<<<<
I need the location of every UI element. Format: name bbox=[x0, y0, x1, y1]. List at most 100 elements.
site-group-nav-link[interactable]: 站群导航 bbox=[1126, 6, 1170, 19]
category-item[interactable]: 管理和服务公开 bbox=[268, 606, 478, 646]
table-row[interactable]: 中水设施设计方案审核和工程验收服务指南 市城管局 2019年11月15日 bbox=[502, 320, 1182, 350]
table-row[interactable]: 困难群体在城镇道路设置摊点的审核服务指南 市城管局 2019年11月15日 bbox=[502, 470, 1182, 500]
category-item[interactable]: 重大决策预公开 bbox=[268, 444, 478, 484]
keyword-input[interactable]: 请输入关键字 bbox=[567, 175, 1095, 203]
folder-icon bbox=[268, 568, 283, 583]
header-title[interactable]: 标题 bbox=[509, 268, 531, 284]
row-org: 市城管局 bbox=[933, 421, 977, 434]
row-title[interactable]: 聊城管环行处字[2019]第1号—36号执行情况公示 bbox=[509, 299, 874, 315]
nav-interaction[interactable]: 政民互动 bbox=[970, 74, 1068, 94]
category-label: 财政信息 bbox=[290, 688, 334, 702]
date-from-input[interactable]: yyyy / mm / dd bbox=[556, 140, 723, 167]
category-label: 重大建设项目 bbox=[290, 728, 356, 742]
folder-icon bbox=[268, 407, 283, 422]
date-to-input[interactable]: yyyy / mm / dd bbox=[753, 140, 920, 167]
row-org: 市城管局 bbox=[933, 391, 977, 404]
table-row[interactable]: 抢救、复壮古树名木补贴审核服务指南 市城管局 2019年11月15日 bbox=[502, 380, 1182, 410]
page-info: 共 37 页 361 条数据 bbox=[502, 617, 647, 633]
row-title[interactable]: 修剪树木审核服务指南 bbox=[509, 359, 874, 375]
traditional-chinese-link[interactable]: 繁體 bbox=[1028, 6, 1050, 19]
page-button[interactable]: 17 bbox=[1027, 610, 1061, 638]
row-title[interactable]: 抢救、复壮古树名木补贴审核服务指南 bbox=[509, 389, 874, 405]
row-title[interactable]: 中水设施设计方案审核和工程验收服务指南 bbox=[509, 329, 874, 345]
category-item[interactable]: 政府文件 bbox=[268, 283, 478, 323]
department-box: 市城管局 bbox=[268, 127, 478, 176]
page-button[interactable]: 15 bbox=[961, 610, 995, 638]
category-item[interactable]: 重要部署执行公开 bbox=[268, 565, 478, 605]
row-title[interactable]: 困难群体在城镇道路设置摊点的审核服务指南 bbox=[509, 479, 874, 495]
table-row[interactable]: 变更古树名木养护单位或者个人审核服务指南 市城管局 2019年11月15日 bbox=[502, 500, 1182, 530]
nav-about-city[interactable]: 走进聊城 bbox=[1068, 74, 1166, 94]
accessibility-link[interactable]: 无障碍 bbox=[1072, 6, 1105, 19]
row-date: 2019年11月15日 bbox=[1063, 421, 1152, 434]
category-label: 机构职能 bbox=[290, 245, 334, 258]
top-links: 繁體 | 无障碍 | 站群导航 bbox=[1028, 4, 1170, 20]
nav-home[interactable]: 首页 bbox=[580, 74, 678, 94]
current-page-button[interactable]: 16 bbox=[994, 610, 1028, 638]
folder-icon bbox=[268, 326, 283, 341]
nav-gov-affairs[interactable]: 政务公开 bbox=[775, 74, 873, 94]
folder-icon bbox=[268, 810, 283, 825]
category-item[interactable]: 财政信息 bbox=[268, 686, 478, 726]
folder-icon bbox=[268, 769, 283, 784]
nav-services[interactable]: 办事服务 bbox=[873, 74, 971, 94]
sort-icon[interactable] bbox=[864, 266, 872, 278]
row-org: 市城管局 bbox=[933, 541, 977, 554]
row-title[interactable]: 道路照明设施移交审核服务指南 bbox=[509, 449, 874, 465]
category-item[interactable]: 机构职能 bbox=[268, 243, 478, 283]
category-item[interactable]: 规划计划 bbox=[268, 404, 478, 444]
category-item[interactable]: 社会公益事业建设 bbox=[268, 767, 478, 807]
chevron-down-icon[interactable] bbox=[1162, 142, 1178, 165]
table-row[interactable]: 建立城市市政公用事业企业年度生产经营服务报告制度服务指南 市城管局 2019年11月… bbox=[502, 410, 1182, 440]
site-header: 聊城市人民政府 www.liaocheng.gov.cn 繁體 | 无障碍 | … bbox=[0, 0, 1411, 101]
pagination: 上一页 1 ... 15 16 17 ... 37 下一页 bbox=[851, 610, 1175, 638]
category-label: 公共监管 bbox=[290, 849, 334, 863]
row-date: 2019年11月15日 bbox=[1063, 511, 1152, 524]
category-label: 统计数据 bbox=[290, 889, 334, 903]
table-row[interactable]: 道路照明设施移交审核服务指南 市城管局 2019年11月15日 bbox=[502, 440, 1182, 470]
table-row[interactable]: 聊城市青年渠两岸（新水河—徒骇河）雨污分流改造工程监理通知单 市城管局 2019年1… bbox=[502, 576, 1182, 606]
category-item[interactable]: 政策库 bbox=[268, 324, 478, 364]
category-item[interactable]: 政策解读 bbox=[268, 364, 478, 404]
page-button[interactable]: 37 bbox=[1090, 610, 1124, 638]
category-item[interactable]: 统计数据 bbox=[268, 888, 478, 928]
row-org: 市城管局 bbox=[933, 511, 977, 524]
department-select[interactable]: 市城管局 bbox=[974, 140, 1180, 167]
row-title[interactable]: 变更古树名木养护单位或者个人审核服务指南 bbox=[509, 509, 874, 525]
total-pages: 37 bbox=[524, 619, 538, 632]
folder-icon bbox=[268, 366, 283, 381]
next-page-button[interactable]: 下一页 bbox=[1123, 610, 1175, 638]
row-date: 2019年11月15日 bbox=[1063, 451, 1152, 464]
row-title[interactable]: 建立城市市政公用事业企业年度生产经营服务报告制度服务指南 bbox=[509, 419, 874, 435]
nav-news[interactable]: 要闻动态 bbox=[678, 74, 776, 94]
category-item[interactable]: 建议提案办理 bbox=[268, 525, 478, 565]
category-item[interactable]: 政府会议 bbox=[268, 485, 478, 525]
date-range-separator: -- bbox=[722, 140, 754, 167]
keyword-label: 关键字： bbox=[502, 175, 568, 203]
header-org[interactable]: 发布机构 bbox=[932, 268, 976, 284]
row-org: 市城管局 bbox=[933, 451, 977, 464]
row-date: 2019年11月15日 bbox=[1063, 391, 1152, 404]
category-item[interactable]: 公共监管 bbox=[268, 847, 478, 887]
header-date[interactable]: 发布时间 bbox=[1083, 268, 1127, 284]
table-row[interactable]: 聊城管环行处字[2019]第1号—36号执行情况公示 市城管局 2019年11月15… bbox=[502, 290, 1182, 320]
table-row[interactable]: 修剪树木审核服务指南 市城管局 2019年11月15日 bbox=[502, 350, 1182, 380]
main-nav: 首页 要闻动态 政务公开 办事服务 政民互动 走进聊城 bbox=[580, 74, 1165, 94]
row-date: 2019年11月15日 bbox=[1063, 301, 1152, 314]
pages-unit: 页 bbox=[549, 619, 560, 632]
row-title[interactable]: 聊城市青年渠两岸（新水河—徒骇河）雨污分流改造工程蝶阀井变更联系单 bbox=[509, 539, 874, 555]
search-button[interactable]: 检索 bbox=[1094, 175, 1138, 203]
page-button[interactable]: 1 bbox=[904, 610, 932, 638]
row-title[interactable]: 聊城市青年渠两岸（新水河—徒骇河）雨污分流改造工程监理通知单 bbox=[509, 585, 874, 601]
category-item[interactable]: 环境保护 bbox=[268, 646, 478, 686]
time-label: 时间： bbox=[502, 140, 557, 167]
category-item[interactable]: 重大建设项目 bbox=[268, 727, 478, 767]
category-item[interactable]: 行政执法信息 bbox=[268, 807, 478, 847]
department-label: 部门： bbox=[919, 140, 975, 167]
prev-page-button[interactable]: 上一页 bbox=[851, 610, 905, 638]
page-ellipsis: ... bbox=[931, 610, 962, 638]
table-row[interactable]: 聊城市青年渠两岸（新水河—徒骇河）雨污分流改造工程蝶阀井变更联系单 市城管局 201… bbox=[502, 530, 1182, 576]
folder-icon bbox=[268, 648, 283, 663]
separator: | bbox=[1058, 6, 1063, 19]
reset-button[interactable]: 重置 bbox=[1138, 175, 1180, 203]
>>>>
# Task brief
Please present the entries from their first line through the line containing "table-row[interactable]: 困难群体在城镇道路设置摊点的审核服务指南 市城管局", including both of those lines, as a numbered list with no blank lines.

# Full solution
1. I need the location of every UI element. Format: name bbox=[x0, y0, x1, y1]. List at most 100 elements.
2. site-group-nav-link[interactable]: 站群导航 bbox=[1126, 6, 1170, 19]
3. category-item[interactable]: 管理和服务公开 bbox=[268, 606, 478, 646]
4. table-row[interactable]: 中水设施设计方案审核和工程验收服务指南 市城管局 2019年11月15日 bbox=[502, 320, 1182, 350]
5. table-row[interactable]: 困难群体在城镇道路设置摊点的审核服务指南 市城管局 2019年11月15日 bbox=[502, 470, 1182, 500]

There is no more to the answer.